═════ Entries ═════

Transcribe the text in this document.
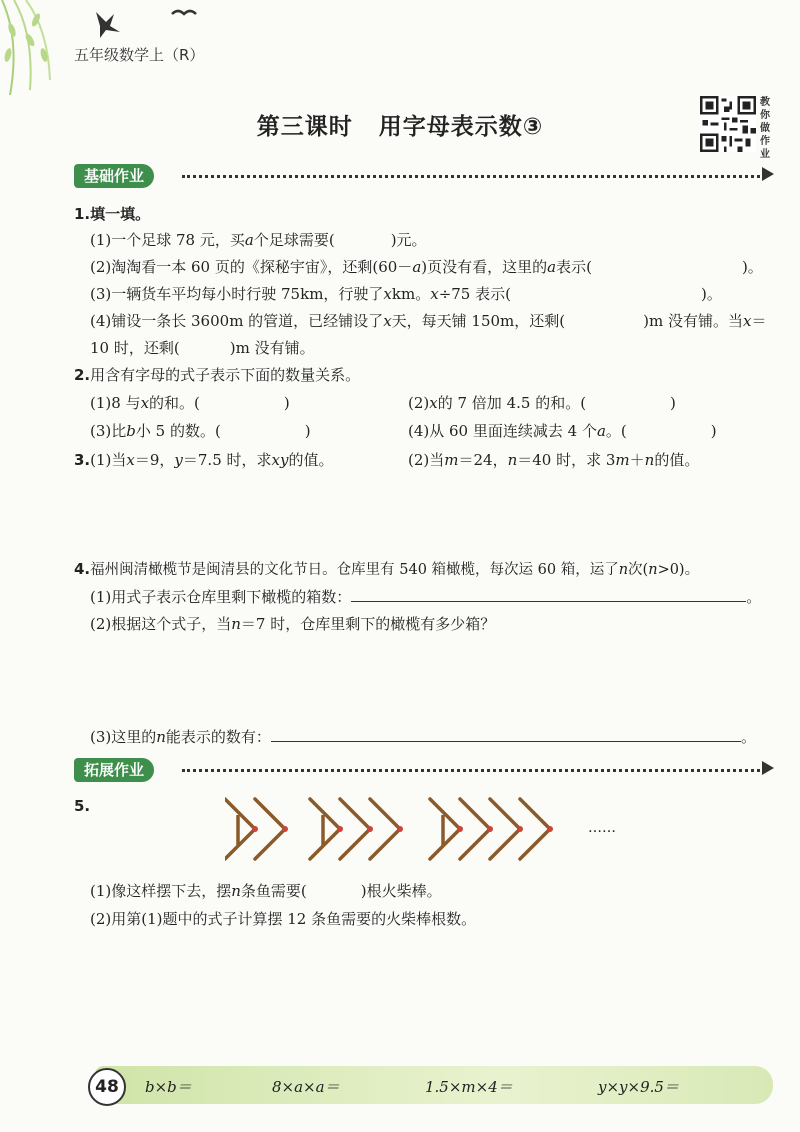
五年级数学上（R）
第三课时 用字母表示数③
教你做作业
基础作业
1.填一填。
(1)一个足球 78 元，买a个足球需要(	)元。
(2)淘淘看一本 60 页的《探秘宇宙》，还剩(60－a)页没有看，这里的a表示(	)。
(3)一辆货车平均每小时行驶 75km，行驶了xkm。x÷75 表示(	)。
(4)铺设一条长 3600m 的管道，已经铺设了x天，每天铺 150m，还剩(	)m 没有铺。当x＝
10 时，还剩(	)m 没有铺。
2.用含有字母的式子表示下面的数量关系。
(1)8 与x的和。(	)	(2)x的 7 倍加 4.5 的和。(	)
(3)比b小 5 的数。(	)	(4)从 60 里面连续减去 4 个a。(	)
3.(1)当x＝9，y＝7.5 时，求xy的值。	(2)当m＝24，n＝40 时，求 3m＋n的值。
4.福州闽清橄榄节是闽清县的文化节日。仓库里有 540 箱橄榄，每次运 60 箱，运了n次(n>0)。
(1)用式子表示仓库里剩下橄榄的箱数：	。
(2)根据这个式子，当n＝7 时，仓库里剩下的橄榄有多少箱？
(3)这里的n能表示的数有：	。
拓展作业
5.
……
(1)像这样摆下去，摆n条鱼需要(	)根火柴棒。
(2)用第(1)题中的式子计算摆 12 条鱼需要的火柴棒根数。
48	b×b＝	8×a×a＝	1.5×m×4＝	y×y×9.5＝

═════

Exercise: All records should be output exactly, with the pictures left out.

Reply to the task:
Transcribe the text in this document.
五年级数学上（R）
第三课时 用字母表示数③
教你做作业
基础作业
1.填一填。
(1)一个足球 78 元，买a个足球需要(	)元。
(2)淘淘看一本 60 页的《探秘宇宙》，还剩(60－a)页没有看，这里的a表示(	)。
(3)一辆货车平均每小时行驶 75km，行驶了xkm。x÷75 表示(	)。
(4)铺设一条长 3600m 的管道，已经铺设了x天，每天铺 150m，还剩(	)m 没有铺。当x＝
10 时，还剩(	)m 没有铺。
2.用含有字母的式子表示下面的数量关系。
(1)8 与x的和。(	)	(2)x的 7 倍加 4.5 的和。(	)
(3)比b小 5 的数。(	)	(4)从 60 里面连续减去 4 个a。(	)
3.(1)当x＝9，y＝7.5 时，求xy的值。	(2)当m＝24，n＝40 时，求 3m＋n的值。
4.福州闽清橄榄节是闽清县的文化节日。仓库里有 540 箱橄榄，每次运 60 箱，运了n次(n>0)。
(1)用式子表示仓库里剩下橄榄的箱数：	。
(2)根据这个式子，当n＝7 时，仓库里剩下的橄榄有多少箱？
(3)这里的n能表示的数有：	。
拓展作业
5.
……
(1)像这样摆下去，摆n条鱼需要(	)根火柴棒。
(2)用第(1)题中的式子计算摆 12 条鱼需要的火柴棒根数。
48	b×b＝	8×a×a＝	1.5×m×4＝	y×y×9.5＝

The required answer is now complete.